WHAT YOU ARE ASKED TO DO:
Locate each line with the string "this" in the listing below and copy it.

- - - - - - -

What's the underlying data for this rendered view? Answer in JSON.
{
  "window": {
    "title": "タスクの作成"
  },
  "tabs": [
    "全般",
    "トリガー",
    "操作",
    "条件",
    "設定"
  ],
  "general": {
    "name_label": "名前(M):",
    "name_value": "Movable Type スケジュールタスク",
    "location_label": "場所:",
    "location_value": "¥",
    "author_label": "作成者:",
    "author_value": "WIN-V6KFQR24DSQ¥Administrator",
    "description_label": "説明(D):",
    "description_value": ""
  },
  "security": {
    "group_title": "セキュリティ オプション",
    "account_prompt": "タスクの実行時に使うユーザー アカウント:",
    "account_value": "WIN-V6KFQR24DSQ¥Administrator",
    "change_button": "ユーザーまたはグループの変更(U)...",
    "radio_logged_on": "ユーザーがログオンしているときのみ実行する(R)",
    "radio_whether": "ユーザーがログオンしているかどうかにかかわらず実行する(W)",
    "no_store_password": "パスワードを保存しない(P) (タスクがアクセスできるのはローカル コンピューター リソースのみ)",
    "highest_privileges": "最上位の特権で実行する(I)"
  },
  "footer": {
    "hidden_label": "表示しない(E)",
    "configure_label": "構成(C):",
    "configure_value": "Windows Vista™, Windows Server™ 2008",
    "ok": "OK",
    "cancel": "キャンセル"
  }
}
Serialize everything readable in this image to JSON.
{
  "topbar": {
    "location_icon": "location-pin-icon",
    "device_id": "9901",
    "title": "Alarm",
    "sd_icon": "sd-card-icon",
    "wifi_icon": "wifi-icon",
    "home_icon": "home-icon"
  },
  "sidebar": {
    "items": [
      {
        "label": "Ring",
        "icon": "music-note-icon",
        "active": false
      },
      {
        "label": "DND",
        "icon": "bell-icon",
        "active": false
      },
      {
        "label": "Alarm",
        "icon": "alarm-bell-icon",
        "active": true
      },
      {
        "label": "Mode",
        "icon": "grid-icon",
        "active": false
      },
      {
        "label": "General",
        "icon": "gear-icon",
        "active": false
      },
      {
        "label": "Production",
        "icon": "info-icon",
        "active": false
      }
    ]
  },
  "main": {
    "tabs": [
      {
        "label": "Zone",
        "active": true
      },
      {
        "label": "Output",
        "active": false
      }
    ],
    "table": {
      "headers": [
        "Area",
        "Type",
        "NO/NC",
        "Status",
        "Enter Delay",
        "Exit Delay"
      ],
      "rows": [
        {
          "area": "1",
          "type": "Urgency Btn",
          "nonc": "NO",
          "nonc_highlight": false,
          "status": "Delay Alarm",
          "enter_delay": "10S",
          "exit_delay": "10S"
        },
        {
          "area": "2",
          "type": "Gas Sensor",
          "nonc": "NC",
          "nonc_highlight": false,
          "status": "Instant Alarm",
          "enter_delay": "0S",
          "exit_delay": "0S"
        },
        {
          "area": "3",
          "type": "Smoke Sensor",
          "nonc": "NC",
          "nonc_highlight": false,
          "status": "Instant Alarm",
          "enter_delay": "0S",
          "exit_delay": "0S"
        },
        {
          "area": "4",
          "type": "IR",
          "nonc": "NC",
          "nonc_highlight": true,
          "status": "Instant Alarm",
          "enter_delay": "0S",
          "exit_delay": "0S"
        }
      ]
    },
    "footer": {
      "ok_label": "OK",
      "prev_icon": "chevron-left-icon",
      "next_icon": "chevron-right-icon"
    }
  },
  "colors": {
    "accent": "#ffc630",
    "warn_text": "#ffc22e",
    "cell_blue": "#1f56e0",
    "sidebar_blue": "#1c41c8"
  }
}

- - - - - - -

CORRECT RESPONSE:
What's the underlying data for this rendered view? Answer in JSON.
Serialize everything readable in this image to JSON.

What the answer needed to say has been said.